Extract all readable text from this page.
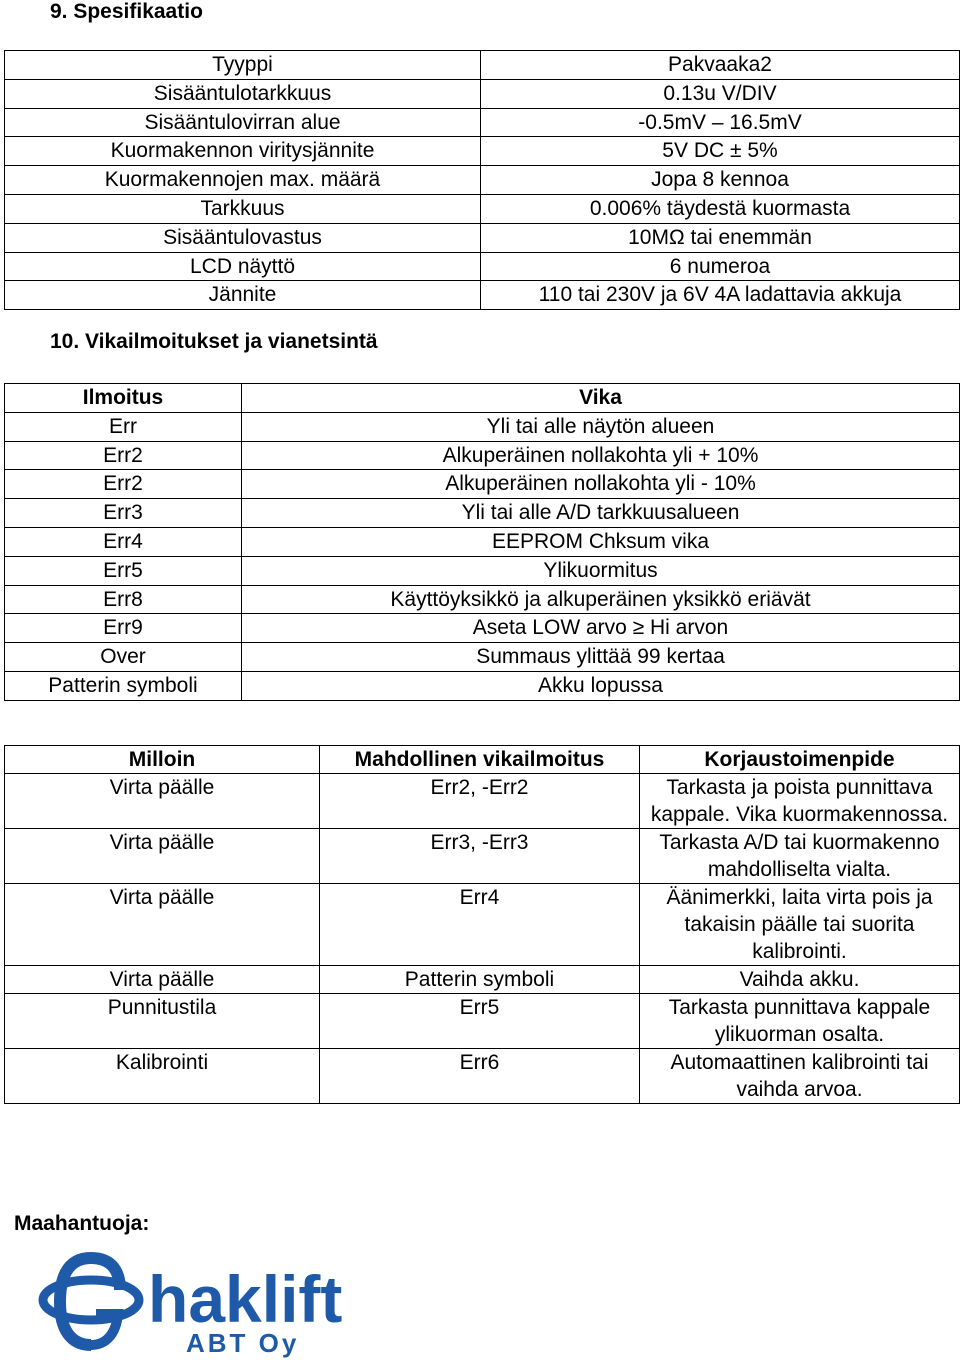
9. Spesifikaatio
Tyyppi	Pakvaaka2
Sisääntulotarkkuus	0.13u V/DIV
Sisääntulovirran alue	-0.5mV – 16.5mV
Kuormakennon viritysjännite	5V DC ± 5%
Kuormakennojen max. määrä	Jopa 8 kennoa
Tarkkuus	0.006% täydestä kuormasta
Sisääntulovastus	10MΩ tai enemmän
LCD näyttö	6 numeroa
Jännite	110 tai 230V ja 6V 4A ladattavia akkuja
10. Vikailmoitukset ja vianetsintä
Ilmoitus	Vika
Err	Yli tai alle näytön alueen
Err2	Alkuperäinen nollakohta yli + 10%
Err2	Alkuperäinen nollakohta yli - 10%
Err3	Yli tai alle A/D tarkkuusalueen
Err4	EEPROM Chksum vika
Err5	Ylikuormitus
Err8	Käyttöyksikkö ja alkuperäinen yksikkö eriävät
Err9	Aseta LOW arvo ≥ Hi arvon
Over	Summaus ylittää 99 kertaa
Patterin symboli	Akku lopussa
Milloin	Mahdollinen vikailmoitus	Korjaustoimenpide
Virta päälle	Err2, -Err2	Tarkasta ja poista punnittava kappale. Vika kuormakennossa.
Virta päälle	Err3, -Err3	Tarkasta A/D tai kuormakenno mahdolliselta vialta.
Virta päälle	Err4	Äänimerkki, laita virta pois ja takaisin päälle tai suorita kalibrointi.
Virta päälle	Patterin symboli	Vaihda akku.
Punnitustila	Err5	Tarkasta punnittava kappale ylikuorman osalta.
Kalibrointi	Err6	Automaattinen kalibrointi tai vaihda arvoa.
Maahantuoja:
haklift
ABT Oy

### AIM
Repeat the records in full, exactly as they appear, without the pictures.

### THE COMPLETED TASK
Extract all readable text from this page.
9. Spesifikaatio
Tyyppi	Pakvaaka2
Sisääntulotarkkuus	0.13u V/DIV
Sisääntulovirran alue	-0.5mV – 16.5mV
Kuormakennon viritysjännite	5V DC ± 5%
Kuormakennojen max. määrä	Jopa 8 kennoa
Tarkkuus	0.006% täydestä kuormasta
Sisääntulovastus	10MΩ tai enemmän
LCD näyttö	6 numeroa
Jännite	110 tai 230V ja 6V 4A ladattavia akkuja
10. Vikailmoitukset ja vianetsintä
Ilmoitus	Vika
Err	Yli tai alle näytön alueen
Err2	Alkuperäinen nollakohta yli + 10%
Err2	Alkuperäinen nollakohta yli - 10%
Err3	Yli tai alle A/D tarkkuusalueen
Err4	EEPROM Chksum vika
Err5	Ylikuormitus
Err8	Käyttöyksikkö ja alkuperäinen yksikkö eriävät
Err9	Aseta LOW arvo ≥ Hi arvon
Over	Summaus ylittää 99 kertaa
Patterin symboli	Akku lopussa
Milloin	Mahdollinen vikailmoitus	Korjaustoimenpide
Virta päälle	Err2, -Err2	Tarkasta ja poista punnittava kappale. Vika kuormakennossa.
Virta päälle	Err3, -Err3	Tarkasta A/D tai kuormakenno mahdolliselta vialta.
Virta päälle	Err4	Äänimerkki, laita virta pois ja takaisin päälle tai suorita kalibrointi.
Virta päälle	Patterin symboli	Vaihda akku.
Punnitustila	Err5	Tarkasta punnittava kappale ylikuorman osalta.
Kalibrointi	Err6	Automaattinen kalibrointi tai vaihda arvoa.
Maahantuoja:
haklift
ABT Oy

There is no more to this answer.